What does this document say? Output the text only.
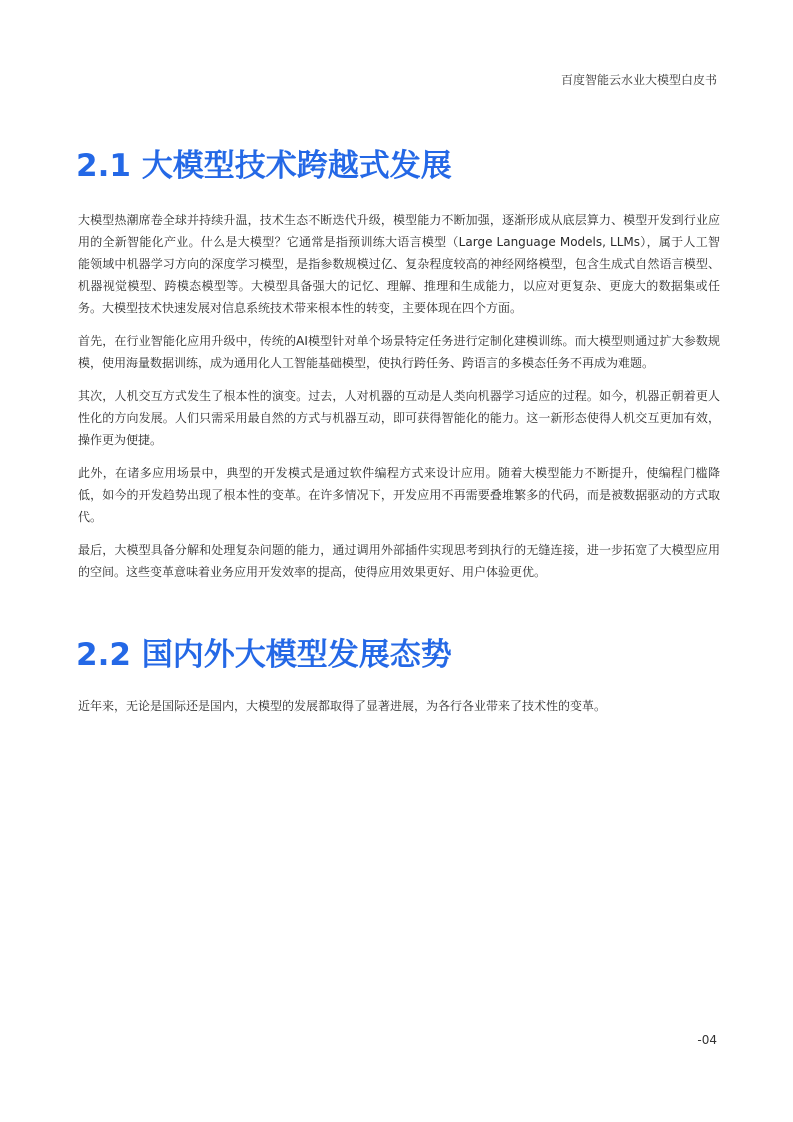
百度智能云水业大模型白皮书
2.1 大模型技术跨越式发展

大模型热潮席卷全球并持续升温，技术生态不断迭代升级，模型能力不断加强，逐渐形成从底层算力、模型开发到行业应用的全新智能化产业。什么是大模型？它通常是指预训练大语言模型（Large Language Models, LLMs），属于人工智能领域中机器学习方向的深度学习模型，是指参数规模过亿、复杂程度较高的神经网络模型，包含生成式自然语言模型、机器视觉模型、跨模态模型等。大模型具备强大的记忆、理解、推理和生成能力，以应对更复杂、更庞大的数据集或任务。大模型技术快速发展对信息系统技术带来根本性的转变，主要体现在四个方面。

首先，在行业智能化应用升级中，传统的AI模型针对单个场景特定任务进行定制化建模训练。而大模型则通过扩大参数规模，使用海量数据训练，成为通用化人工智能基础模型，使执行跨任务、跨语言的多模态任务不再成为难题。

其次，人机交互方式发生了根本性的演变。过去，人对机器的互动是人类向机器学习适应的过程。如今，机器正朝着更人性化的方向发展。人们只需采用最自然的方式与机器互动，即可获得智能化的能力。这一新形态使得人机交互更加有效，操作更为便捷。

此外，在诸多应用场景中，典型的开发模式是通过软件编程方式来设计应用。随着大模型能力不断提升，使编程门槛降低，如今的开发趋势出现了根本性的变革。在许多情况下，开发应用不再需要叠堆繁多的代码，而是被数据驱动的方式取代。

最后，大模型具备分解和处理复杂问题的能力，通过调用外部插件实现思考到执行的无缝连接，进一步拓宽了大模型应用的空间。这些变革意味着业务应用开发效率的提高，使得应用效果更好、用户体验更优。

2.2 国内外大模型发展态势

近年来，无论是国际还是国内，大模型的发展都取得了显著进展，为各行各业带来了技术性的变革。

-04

============================================================

== WHAT THIS TASK INVOLVES ==
Copy every record above exactly, leaving out the pictures.

== COMPLETE ANSWER ==
What does this document say? Output the text only.
百度智能云水业大模型白皮书
2.1 大模型技术跨越式发展

大模型热潮席卷全球并持续升温，技术生态不断迭代升级，模型能力不断加强，逐渐形成从底层算力、模型开发到行业应用的全新智能化产业。什么是大模型？它通常是指预训练大语言模型（Large Language Models, LLMs），属于人工智能领域中机器学习方向的深度学习模型，是指参数规模过亿、复杂程度较高的神经网络模型，包含生成式自然语言模型、机器视觉模型、跨模态模型等。大模型具备强大的记忆、理解、推理和生成能力，以应对更复杂、更庞大的数据集或任务。大模型技术快速发展对信息系统技术带来根本性的转变，主要体现在四个方面。

首先，在行业智能化应用升级中，传统的AI模型针对单个场景特定任务进行定制化建模训练。而大模型则通过扩大参数规模，使用海量数据训练，成为通用化人工智能基础模型，使执行跨任务、跨语言的多模态任务不再成为难题。

其次，人机交互方式发生了根本性的演变。过去，人对机器的互动是人类向机器学习适应的过程。如今，机器正朝着更人性化的方向发展。人们只需采用最自然的方式与机器互动，即可获得智能化的能力。这一新形态使得人机交互更加有效，操作更为便捷。

此外，在诸多应用场景中，典型的开发模式是通过软件编程方式来设计应用。随着大模型能力不断提升，使编程门槛降低，如今的开发趋势出现了根本性的变革。在许多情况下，开发应用不再需要叠堆繁多的代码，而是被数据驱动的方式取代。

最后，大模型具备分解和处理复杂问题的能力，通过调用外部插件实现思考到执行的无缝连接，进一步拓宽了大模型应用的空间。这些变革意味着业务应用开发效率的提高，使得应用效果更好、用户体验更优。

2.2 国内外大模型发展态势

近年来，无论是国际还是国内，大模型的发展都取得了显著进展，为各行各业带来了技术性的变革。

-04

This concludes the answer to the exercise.